** Start Data shown **
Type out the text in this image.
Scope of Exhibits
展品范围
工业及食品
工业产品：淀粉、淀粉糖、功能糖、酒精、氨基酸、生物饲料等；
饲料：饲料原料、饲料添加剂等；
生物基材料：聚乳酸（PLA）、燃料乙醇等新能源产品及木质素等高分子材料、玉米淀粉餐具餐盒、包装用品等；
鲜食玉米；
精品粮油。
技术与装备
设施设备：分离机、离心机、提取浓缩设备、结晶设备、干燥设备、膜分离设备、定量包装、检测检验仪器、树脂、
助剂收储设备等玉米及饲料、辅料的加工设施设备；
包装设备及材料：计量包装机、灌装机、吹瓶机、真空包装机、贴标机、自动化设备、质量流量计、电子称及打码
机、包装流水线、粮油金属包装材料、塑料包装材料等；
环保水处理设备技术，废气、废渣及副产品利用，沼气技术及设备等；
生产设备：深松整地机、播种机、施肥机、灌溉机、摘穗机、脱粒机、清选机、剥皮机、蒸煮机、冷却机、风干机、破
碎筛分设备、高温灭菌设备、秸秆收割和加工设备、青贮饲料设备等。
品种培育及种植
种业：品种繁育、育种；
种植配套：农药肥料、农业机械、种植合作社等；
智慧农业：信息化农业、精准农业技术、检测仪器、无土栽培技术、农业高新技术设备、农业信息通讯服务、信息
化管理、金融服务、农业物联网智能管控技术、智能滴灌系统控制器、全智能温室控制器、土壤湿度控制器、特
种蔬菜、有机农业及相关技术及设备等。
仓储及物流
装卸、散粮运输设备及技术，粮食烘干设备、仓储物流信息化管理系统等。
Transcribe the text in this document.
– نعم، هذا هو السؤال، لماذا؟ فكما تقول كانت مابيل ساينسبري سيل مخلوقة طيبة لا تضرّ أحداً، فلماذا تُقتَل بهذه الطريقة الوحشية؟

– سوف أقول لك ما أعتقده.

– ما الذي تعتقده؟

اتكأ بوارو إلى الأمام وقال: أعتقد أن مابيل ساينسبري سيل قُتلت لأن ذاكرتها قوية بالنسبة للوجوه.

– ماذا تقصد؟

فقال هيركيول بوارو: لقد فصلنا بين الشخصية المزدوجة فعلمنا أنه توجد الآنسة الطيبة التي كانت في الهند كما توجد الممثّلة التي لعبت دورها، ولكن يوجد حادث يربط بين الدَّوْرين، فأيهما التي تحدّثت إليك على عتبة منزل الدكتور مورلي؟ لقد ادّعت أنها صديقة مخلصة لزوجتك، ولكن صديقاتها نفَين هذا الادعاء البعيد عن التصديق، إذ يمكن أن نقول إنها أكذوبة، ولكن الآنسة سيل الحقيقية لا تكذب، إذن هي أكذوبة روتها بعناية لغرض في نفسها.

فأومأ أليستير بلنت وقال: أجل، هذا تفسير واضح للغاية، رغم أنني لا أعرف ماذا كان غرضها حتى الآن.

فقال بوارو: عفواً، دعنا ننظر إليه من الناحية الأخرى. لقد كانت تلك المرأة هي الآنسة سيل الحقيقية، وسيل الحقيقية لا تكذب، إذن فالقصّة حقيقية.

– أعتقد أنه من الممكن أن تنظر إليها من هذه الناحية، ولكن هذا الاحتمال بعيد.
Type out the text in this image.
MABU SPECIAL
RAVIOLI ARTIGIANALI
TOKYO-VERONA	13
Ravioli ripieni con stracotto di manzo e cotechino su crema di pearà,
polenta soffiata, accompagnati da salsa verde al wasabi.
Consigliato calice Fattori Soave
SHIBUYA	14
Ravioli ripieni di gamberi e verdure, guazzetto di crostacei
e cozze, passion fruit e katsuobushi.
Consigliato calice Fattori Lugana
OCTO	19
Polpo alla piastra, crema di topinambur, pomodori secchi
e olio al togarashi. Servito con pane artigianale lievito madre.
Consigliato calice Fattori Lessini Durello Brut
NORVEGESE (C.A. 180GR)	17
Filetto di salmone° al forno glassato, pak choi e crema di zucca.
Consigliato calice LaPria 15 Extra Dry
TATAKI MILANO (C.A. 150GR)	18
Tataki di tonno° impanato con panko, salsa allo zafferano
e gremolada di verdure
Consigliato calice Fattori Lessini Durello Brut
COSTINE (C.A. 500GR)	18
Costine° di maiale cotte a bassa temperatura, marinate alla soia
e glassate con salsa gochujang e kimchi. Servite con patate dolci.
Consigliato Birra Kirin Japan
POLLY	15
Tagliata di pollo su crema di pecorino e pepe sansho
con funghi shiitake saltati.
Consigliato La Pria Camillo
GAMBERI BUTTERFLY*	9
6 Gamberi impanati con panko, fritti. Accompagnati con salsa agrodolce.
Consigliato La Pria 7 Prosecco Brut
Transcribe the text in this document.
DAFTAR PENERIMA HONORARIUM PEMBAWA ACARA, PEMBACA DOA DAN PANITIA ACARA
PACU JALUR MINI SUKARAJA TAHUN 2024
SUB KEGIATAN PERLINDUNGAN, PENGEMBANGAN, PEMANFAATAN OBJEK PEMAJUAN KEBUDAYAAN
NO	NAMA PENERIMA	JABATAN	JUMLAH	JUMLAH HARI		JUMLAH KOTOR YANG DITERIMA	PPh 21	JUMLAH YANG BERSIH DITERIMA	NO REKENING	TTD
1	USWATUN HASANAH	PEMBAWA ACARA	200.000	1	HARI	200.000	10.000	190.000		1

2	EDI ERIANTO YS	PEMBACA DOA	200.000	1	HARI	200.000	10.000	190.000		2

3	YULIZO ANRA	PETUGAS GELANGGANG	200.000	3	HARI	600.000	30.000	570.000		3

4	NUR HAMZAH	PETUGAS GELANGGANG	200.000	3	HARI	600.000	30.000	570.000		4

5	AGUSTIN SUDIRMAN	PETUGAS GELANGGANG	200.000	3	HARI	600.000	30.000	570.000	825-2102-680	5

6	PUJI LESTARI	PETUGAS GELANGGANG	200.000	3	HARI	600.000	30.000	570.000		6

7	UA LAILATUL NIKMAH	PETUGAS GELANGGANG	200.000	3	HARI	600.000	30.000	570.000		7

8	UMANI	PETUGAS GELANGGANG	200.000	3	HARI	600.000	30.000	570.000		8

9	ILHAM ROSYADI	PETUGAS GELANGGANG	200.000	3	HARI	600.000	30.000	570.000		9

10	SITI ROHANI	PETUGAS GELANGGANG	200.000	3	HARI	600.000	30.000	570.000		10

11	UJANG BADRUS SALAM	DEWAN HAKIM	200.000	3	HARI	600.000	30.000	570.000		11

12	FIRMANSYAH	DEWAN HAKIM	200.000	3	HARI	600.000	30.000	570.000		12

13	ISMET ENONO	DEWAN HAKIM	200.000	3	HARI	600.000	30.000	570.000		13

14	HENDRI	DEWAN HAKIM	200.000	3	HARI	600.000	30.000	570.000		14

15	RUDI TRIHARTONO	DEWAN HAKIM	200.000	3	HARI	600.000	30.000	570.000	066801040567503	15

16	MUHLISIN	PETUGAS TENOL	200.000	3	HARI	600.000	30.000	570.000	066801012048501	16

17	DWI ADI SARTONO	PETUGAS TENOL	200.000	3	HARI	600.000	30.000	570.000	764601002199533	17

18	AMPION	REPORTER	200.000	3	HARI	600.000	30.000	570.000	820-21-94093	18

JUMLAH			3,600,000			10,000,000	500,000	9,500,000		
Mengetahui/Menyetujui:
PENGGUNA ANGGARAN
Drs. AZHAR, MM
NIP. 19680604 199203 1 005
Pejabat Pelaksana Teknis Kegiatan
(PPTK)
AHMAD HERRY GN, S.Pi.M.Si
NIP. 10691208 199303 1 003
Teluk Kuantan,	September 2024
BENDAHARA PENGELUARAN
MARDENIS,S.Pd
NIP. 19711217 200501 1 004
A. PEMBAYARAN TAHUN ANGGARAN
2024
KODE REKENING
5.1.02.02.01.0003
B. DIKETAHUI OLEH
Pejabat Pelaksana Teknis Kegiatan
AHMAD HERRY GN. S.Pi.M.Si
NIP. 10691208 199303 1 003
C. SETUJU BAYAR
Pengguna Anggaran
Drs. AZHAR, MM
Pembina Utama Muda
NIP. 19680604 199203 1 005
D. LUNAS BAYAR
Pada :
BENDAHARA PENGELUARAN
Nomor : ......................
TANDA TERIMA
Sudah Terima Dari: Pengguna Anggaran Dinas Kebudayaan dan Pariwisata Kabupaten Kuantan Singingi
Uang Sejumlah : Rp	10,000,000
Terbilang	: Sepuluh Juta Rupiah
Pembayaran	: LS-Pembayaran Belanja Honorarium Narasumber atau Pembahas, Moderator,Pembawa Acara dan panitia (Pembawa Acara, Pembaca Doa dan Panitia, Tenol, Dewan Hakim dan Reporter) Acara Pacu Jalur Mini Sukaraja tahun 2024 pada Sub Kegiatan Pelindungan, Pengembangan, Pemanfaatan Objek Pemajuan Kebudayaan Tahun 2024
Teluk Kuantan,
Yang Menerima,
** End Data shown **
• _Exercise goal_: How many lines in the records hold the string "GELANGGANG"? Reply with the number alone.

• _Solution below_: 8